| Extracted data entries |
------------

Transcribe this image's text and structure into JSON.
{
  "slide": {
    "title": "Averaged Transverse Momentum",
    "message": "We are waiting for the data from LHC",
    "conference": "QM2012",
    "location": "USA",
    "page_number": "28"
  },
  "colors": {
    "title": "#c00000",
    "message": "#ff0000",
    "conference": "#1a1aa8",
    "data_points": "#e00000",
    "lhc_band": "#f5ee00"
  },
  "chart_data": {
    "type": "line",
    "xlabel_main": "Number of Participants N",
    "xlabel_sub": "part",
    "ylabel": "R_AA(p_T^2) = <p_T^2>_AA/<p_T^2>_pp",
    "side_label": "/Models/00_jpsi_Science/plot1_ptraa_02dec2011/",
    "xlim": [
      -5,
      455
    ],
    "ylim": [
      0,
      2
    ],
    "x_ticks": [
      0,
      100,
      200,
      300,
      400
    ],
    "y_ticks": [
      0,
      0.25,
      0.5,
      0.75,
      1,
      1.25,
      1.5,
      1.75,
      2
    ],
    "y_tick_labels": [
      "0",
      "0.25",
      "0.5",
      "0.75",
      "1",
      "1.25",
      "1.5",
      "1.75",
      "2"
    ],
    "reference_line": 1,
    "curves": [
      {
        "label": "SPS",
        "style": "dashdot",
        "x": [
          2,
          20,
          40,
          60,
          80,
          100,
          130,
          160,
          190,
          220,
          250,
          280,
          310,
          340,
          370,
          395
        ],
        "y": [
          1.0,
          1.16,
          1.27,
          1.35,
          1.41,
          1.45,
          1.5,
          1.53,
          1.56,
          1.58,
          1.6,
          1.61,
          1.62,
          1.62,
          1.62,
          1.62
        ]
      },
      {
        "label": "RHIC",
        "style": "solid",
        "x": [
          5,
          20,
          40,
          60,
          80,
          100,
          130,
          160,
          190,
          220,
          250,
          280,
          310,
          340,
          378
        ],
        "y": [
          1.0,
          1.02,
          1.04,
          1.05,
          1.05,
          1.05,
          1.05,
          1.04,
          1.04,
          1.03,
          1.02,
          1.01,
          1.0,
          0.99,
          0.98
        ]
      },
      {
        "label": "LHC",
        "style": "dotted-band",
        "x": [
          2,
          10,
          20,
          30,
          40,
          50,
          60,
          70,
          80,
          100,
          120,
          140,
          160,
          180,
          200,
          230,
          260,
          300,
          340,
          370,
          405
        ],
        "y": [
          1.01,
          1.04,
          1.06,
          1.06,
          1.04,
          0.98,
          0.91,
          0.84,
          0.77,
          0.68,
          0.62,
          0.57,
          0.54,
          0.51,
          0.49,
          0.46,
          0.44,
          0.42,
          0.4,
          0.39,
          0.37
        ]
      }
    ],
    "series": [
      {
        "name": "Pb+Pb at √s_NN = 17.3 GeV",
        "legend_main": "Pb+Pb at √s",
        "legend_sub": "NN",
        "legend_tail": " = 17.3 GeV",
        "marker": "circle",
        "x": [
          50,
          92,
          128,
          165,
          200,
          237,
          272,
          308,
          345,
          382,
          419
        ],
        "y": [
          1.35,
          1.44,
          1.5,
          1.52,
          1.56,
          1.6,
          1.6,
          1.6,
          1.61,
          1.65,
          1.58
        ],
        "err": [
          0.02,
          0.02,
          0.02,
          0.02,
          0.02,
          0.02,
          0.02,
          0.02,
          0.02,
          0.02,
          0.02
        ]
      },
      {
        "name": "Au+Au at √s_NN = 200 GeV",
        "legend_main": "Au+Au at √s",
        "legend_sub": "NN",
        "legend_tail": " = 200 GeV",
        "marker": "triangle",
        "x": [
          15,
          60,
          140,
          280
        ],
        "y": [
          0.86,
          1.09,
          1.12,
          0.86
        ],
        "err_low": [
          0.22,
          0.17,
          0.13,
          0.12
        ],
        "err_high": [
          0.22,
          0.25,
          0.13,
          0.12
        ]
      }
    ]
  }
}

------------

| The request |
Reproduce each entry from the records above, character for character.

| Response |
Transcribe this image's text and structure into JSON.
{
  "slide": {
    "title": "Averaged Transverse Momentum",
    "message": "We are waiting for the data from LHC",
    "conference": "QM2012",
    "location": "USA",
    "page_number": "28"
  },
  "colors": {
    "title": "#c00000",
    "message": "#ff0000",
    "conference": "#1a1aa8",
    "data_points": "#e00000",
    "lhc_band": "#f5ee00"
  },
  "chart_data": {
    "type": "line",
    "xlabel_main": "Number of Participants N",
    "xlabel_sub": "part",
    "ylabel": "R_AA(p_T^2) = <p_T^2>_AA/<p_T^2>_pp",
    "side_label": "/Models/00_jpsi_Science/plot1_ptraa_02dec2011/",
    "xlim": [
      -5,
      455
    ],
    "ylim": [
      0,
      2
    ],
    "x_ticks": [
      0,
      100,
      200,
      300,
      400
    ],
    "y_ticks": [
      0,
      0.25,
      0.5,
      0.75,
      1,
      1.25,
      1.5,
      1.75,
      2
    ],
    "y_tick_labels": [
      "0",
      "0.25",
      "0.5",
      "0.75",
      "1",
      "1.25",
      "1.5",
      "1.75",
      "2"
    ],
    "reference_line": 1,
    "curves": [
      {
        "label": "SPS",
        "style": "dashdot",
        "x": [
          2,
          20,
          40,
          60,
          80,
          100,
          130,
          160,
          190,
          220,
          250,
          280,
          310,
          340,
          370,
          395
        ],
        "y": [
          1.0,
          1.16,
          1.27,
          1.35,
          1.41,
          1.45,
          1.5,
          1.53,
          1.56,
          1.58,
          1.6,
          1.61,
          1.62,
          1.62,
          1.62,
          1.62
        ]
      },
      {
        "label": "RHIC",
        "style": "solid",
        "x": [
          5,
          20,
          40,
          60,
          80,
          100,
          130,
          160,
          190,
          220,
          250,
          280,
          310,
          340,
          378
        ],
        "y": [
          1.0,
          1.02,
          1.04,
          1.05,
          1.05,
          1.05,
          1.05,
          1.04,
          1.04,
          1.03,
          1.02,
          1.01,
          1.0,
          0.99,
          0.98
        ]
      },
      {
        "label": "LHC",
        "style": "dotted-band",
        "x": [
          2,
          10,
          20,
          30,
          40,
          50,
          60,
          70,
          80,
          100,
          120,
          140,
          160,
          180,
          200,
          230,
          260,
          300,
          340,
          370,
          405
        ],
        "y": [
          1.01,
          1.04,
          1.06,
          1.06,
          1.04,
          0.98,
          0.91,
          0.84,
          0.77,
          0.68,
          0.62,
          0.57,
          0.54,
          0.51,
          0.49,
          0.46,
          0.44,
          0.42,
          0.4,
          0.39,
          0.37
        ]
      }
    ],
    "series": [
      {
        "name": "Pb+Pb at √s_NN = 17.3 GeV",
        "legend_main": "Pb+Pb at √s",
        "legend_sub": "NN",
        "legend_tail": " = 17.3 GeV",
        "marker": "circle",
        "x": [
          50,
          92,
          128,
          165,
          200,
          237,
          272,
          308,
          345,
          382,
          419
        ],
        "y": [
          1.35,
          1.44,
          1.5,
          1.52,
          1.56,
          1.6,
          1.6,
          1.6,
          1.61,
          1.65,
          1.58
        ],
        "err": [
          0.02,
          0.02,
          0.02,
          0.02,
          0.02,
          0.02,
          0.02,
          0.02,
          0.02,
          0.02,
          0.02
        ]
      },
      {
        "name": "Au+Au at √s_NN = 200 GeV",
        "legend_main": "Au+Au at √s",
        "legend_sub": "NN",
        "legend_tail": " = 200 GeV",
        "marker": "triangle",
        "x": [
          15,
          60,
          140,
          280
        ],
        "y": [
          0.86,
          1.09,
          1.12,
          0.86
        ],
        "err_low": [
          0.22,
          0.17,
          0.13,
          0.12
        ],
        "err_high": [
          0.22,
          0.25,
          0.13,
          0.12
        ]
      }
    ]
  }
}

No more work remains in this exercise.